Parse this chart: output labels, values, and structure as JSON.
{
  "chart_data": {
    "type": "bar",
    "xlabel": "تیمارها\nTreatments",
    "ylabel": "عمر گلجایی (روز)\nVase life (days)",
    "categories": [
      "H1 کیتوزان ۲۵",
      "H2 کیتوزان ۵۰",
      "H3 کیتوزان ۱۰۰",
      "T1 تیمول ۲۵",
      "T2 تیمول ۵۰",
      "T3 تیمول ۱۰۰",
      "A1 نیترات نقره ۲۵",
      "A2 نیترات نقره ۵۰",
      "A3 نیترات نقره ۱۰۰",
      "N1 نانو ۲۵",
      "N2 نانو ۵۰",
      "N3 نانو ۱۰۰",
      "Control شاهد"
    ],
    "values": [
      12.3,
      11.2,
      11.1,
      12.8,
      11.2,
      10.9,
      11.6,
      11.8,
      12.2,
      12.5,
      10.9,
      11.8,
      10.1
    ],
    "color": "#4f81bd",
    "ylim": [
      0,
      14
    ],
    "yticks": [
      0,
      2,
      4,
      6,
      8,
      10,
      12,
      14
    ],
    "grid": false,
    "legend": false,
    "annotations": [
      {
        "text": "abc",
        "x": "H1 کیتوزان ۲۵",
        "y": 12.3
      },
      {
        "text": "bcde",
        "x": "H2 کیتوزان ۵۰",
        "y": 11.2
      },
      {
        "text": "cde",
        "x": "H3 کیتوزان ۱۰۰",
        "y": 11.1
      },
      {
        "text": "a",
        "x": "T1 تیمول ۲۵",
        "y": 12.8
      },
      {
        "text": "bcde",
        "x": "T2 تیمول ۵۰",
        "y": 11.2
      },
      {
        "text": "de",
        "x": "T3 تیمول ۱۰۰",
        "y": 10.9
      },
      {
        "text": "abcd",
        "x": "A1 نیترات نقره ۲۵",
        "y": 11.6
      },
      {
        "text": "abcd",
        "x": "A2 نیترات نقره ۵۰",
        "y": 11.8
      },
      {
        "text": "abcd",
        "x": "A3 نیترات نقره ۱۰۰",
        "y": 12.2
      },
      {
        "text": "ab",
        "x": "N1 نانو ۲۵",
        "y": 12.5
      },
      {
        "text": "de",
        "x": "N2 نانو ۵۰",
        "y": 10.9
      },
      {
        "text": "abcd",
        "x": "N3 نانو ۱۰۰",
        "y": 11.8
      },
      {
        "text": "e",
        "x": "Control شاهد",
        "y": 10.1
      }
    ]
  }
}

────────

## REQUEST
Keep only the lines that hold the string "نقره", and copy them out.

## SOLUTION TO THE PROBLEM
      "A1 نیترات نقره ۲۵",
      "A2 نیترات نقره ۵۰",
      "A3 نیترات نقره ۱۰۰",
        "x": "A1 نیترات نقره ۲۵",
        "x": "A2 نیترات نقره ۵۰",
        "x": "A3 نیترات نقره ۱۰۰",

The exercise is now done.